[Records shown]:

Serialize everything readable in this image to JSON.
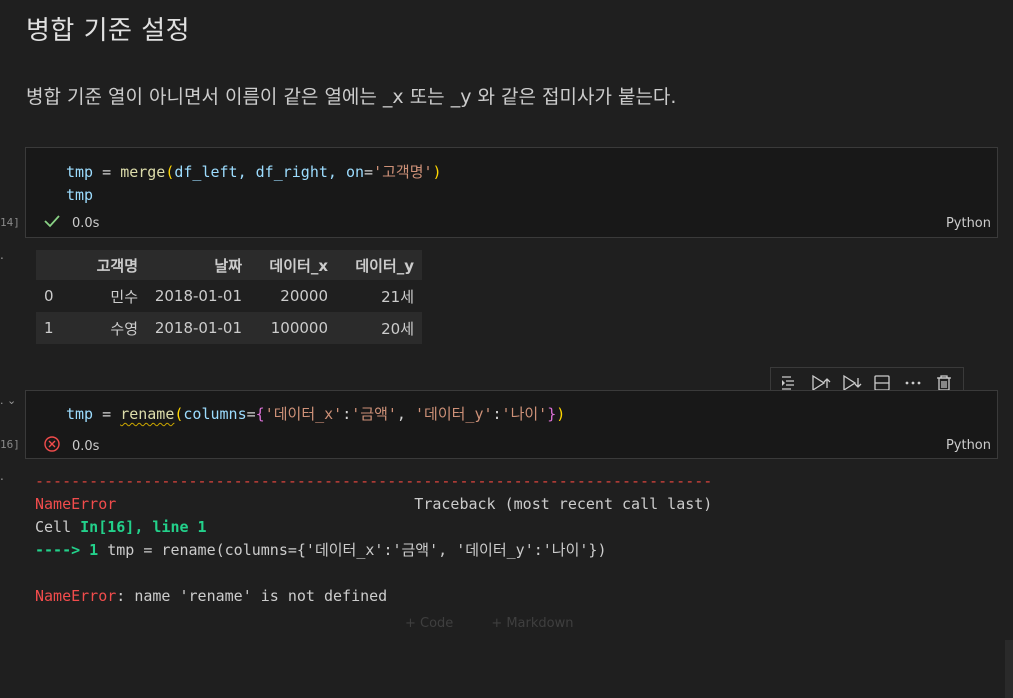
{
  "markdown": {
    "heading": "병합 기준 설정",
    "paragraph": "병합 기준 열이 아니면서 이름이 같은 열에는 _x 또는 _y 와 같은 접미사가 붙는다."
  },
  "cell1": {
    "exec_count": "14]",
    "line1": {
      "var": "tmp",
      "eq": " = ",
      "func": "merge",
      "open": "(",
      "args": "df_left, df_right, ",
      "kw": "on",
      "assign": "=",
      "str": "'고객명'",
      "close": ")"
    },
    "line2": "tmp",
    "duration": "0.0s",
    "language": "Python",
    "status": "success"
  },
  "output_table": {
    "columns": [
      "",
      "고객명",
      "날짜",
      "데이터_x",
      "데이터_y"
    ],
    "rows": [
      [
        "0",
        "민수",
        "2018-01-01",
        "20000",
        "21세"
      ],
      [
        "1",
        "수영",
        "2018-01-01",
        "100000",
        "20세"
      ]
    ]
  },
  "toolbar": {
    "icons": [
      "run-by-line-icon",
      "execute-above-icon",
      "execute-below-icon",
      "split-cell-icon",
      "more-icon",
      "delete-icon"
    ]
  },
  "cell2": {
    "exec_count": "16]",
    "line1": {
      "var": "tmp",
      "eq": " = ",
      "func": "rename",
      "open": "(",
      "kw": "columns",
      "assign": "=",
      "brace_open": "{",
      "k1": "'데이터_x'",
      "colon1": ":",
      "v1": "'금액'",
      "comma": ", ",
      "k2": "'데이터_y'",
      "colon2": ":",
      "v2": "'나이'",
      "brace_close": "}",
      "close": ")"
    },
    "duration": "0.0s",
    "language": "Python",
    "status": "error"
  },
  "traceback": {
    "dashes": "---------------------------------------------------------------------------",
    "error_name": "NameError",
    "spacer": "                                 ",
    "traceback_label": "Traceback (most recent call last)",
    "cell_prefix": "Cell ",
    "cell_ref": "In[16], line 1",
    "arrow": "----> 1 ",
    "code": "tmp = rename(columns={'데이터_x':'금액', '데이터_y':'나이'})",
    "error_name2": "NameError",
    "message": ": name 'rename' is not defined"
  },
  "add_cell": {
    "code_label": "+ Code",
    "markdown_label": "+ Markdown"
  },
  "colors": {
    "background": "#1f1f1f",
    "success": "#89d185",
    "error": "#f14c4c"
  }
}
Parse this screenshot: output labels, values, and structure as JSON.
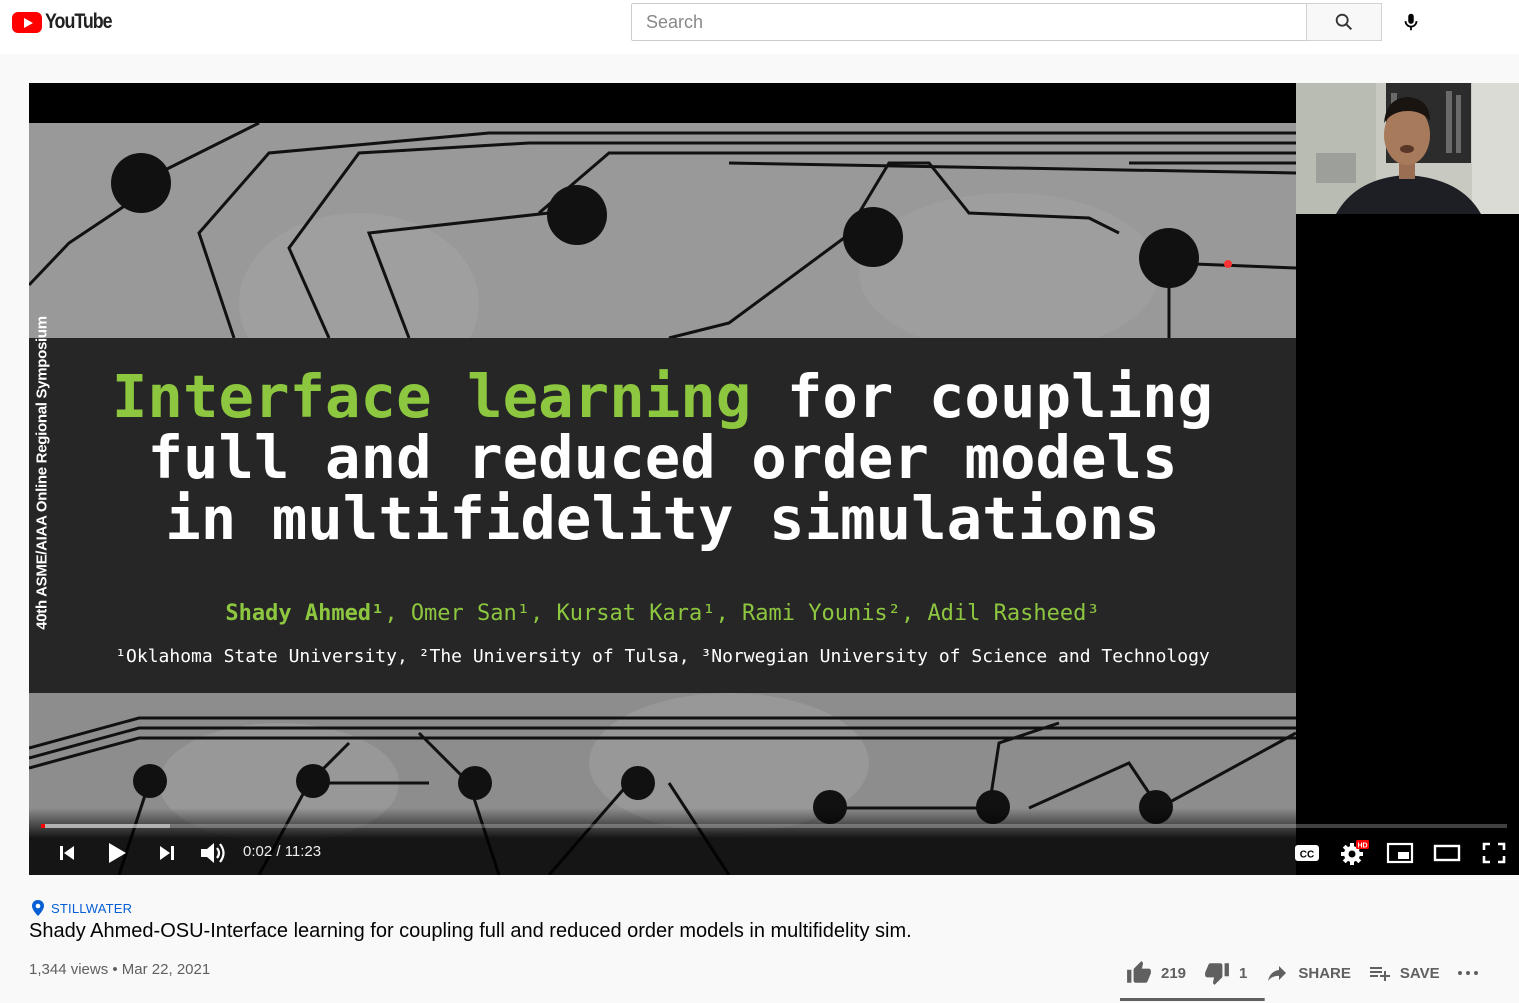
{
  "app": {
    "brand": "YouTube"
  },
  "search": {
    "placeholder": "Search",
    "value": ""
  },
  "icons": {
    "search": "search-icon",
    "mic": "microphone-icon",
    "location": "location-pin-icon",
    "like": "thumbs-up-icon",
    "dislike": "thumbs-down-icon",
    "share": "share-arrow-icon",
    "save": "playlist-add-icon",
    "more": "more-horizontal-icon"
  },
  "slide": {
    "title_highlight": "Interface learning",
    "title_rest_line1": " for coupling",
    "title_line2": "full and reduced order models",
    "title_line3": "in multifidelity simulations",
    "side_label": "40th ASME/AIAA Online Regional Symposium",
    "authors": [
      {
        "name": "Shady Ahmed",
        "sup": "1",
        "bold": true
      },
      {
        "name": "Omer San",
        "sup": "1",
        "bold": false
      },
      {
        "name": "Kursat Kara",
        "sup": "1",
        "bold": false
      },
      {
        "name": "Rami Younis",
        "sup": "2",
        "bold": false
      },
      {
        "name": "Adil Rasheed",
        "sup": "3",
        "bold": false
      }
    ],
    "affiliations": [
      {
        "sup": "1",
        "name": "Oklahoma State University"
      },
      {
        "sup": "2",
        "name": "The University of Tulsa"
      },
      {
        "sup": "3",
        "name": "Norwegian University of Science and Technology"
      }
    ]
  },
  "player": {
    "time_current": "0:02",
    "time_total": "11:23",
    "time_display": "0:02 / 11:23",
    "progress_played_fraction": 0.003,
    "progress_loaded_fraction": 0.088,
    "quality_badge": "HD",
    "captions_label": "CC"
  },
  "video": {
    "location": "STILLWATER",
    "title": "Shady Ahmed-OSU-Interface learning for coupling full and reduced order models in multifidelity sim.",
    "meta": "1,344 views • Mar 22, 2021",
    "likes": "219",
    "dislikes": "1",
    "share_label": "SHARE",
    "save_label": "SAVE",
    "like_fraction": 0.995
  },
  "colors": {
    "brand_red": "#ff0000",
    "slide_green": "#8dc63f",
    "link_blue": "#065fd4"
  }
}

[What you will do]: Keep the pictures out of your copy, and repeat every entry above exactly.

[Solution to this exercise]:
Serialize everything readable in this image to JSON.
{
  "markdown": {
    "heading": "병합 기준 설정",
    "paragraph": "병합 기준 열이 아니면서 이름이 같은 열에는 _x 또는 _y 와 같은 접미사가 붙는다."
  },
  "cell1": {
    "exec_count": "14]",
    "line1": {
      "var": "tmp",
      "eq": " = ",
      "func": "merge",
      "open": "(",
      "args": "df_left, df_right, ",
      "kw": "on",
      "assign": "=",
      "str": "'고객명'",
      "close": ")"
    },
    "line2": "tmp",
    "duration": "0.0s",
    "language": "Python",
    "status": "success"
  },
  "output_table": {
    "columns": [
      "",
      "고객명",
      "날짜",
      "데이터_x",
      "데이터_y"
    ],
    "rows": [
      [
        "0",
        "민수",
        "2018-01-01",
        "20000",
        "21세"
      ],
      [
        "1",
        "수영",
        "2018-01-01",
        "100000",
        "20세"
      ]
    ]
  },
  "toolbar": {
    "icons": [
      "run-by-line-icon",
      "execute-above-icon",
      "execute-below-icon",
      "split-cell-icon",
      "more-icon",
      "delete-icon"
    ]
  },
  "cell2": {
    "exec_count": "16]",
    "line1": {
      "var": "tmp",
      "eq": " = ",
      "func": "rename",
      "open": "(",
      "kw": "columns",
      "assign": "=",
      "brace_open": "{",
      "k1": "'데이터_x'",
      "colon1": ":",
      "v1": "'금액'",
      "comma": ", ",
      "k2": "'데이터_y'",
      "colon2": ":",
      "v2": "'나이'",
      "brace_close": "}",
      "close": ")"
    },
    "duration": "0.0s",
    "language": "Python",
    "status": "error"
  },
  "traceback": {
    "dashes": "---------------------------------------------------------------------------",
    "error_name": "NameError",
    "spacer": "                                 ",
    "traceback_label": "Traceback (most recent call last)",
    "cell_prefix": "Cell ",
    "cell_ref": "In[16], line 1",
    "arrow": "----> 1 ",
    "code": "tmp = rename(columns={'데이터_x':'금액', '데이터_y':'나이'})",
    "error_name2": "NameError",
    "message": ": name 'rename' is not defined"
  },
  "add_cell": {
    "code_label": "+ Code",
    "markdown_label": "+ Markdown"
  },
  "colors": {
    "background": "#1f1f1f",
    "success": "#89d185",
    "error": "#f14c4c"
  }
}
Parse this screenshot: output labels, values, and structure as JSON.
{
  "app": {
    "brand": "YouTube"
  },
  "search": {
    "placeholder": "Search",
    "value": ""
  },
  "icons": {
    "search": "search-icon",
    "mic": "microphone-icon",
    "location": "location-pin-icon",
    "like": "thumbs-up-icon",
    "dislike": "thumbs-down-icon",
    "share": "share-arrow-icon",
    "save": "playlist-add-icon",
    "more": "more-horizontal-icon"
  },
  "slide": {
    "title_highlight": "Interface learning",
    "title_rest_line1": " for coupling",
    "title_line2": "full and reduced order models",
    "title_line3": "in multifidelity simulations",
    "side_label": "40th ASME/AIAA Online Regional Symposium",
    "authors": [
      {
        "name": "Shady Ahmed",
        "sup": "1",
        "bold": true
      },
      {
        "name": "Omer San",
        "sup": "1",
        "bold": false
      },
      {
        "name": "Kursat Kara",
        "sup": "1",
        "bold": false
      },
      {
        "name": "Rami Younis",
        "sup": "2",
        "bold": false
      },
      {
        "name": "Adil Rasheed",
        "sup": "3",
        "bold": false
      }
    ],
    "affiliations": [
      {
        "sup": "1",
        "name": "Oklahoma State University"
      },
      {
        "sup": "2",
        "name": "The University of Tulsa"
      },
      {
        "sup": "3",
        "name": "Norwegian University of Science and Technology"
      }
    ]
  },
  "player": {
    "time_current": "0:02",
    "time_total": "11:23",
    "time_display": "0:02 / 11:23",
    "progress_played_fraction": 0.003,
    "progress_loaded_fraction": 0.088,
    "quality_badge": "HD",
    "captions_label": "CC"
  },
  "video": {
    "location": "STILLWATER",
    "title": "Shady Ahmed-OSU-Interface learning for coupling full and reduced order models in multifidelity sim.",
    "meta": "1,344 views • Mar 22, 2021",
    "likes": "219",
    "dislikes": "1",
    "share_label": "SHARE",
    "save_label": "SAVE",
    "like_fraction": 0.995
  },
  "colors": {
    "brand_red": "#ff0000",
    "slide_green": "#8dc63f",
    "link_blue": "#065fd4"
  }
}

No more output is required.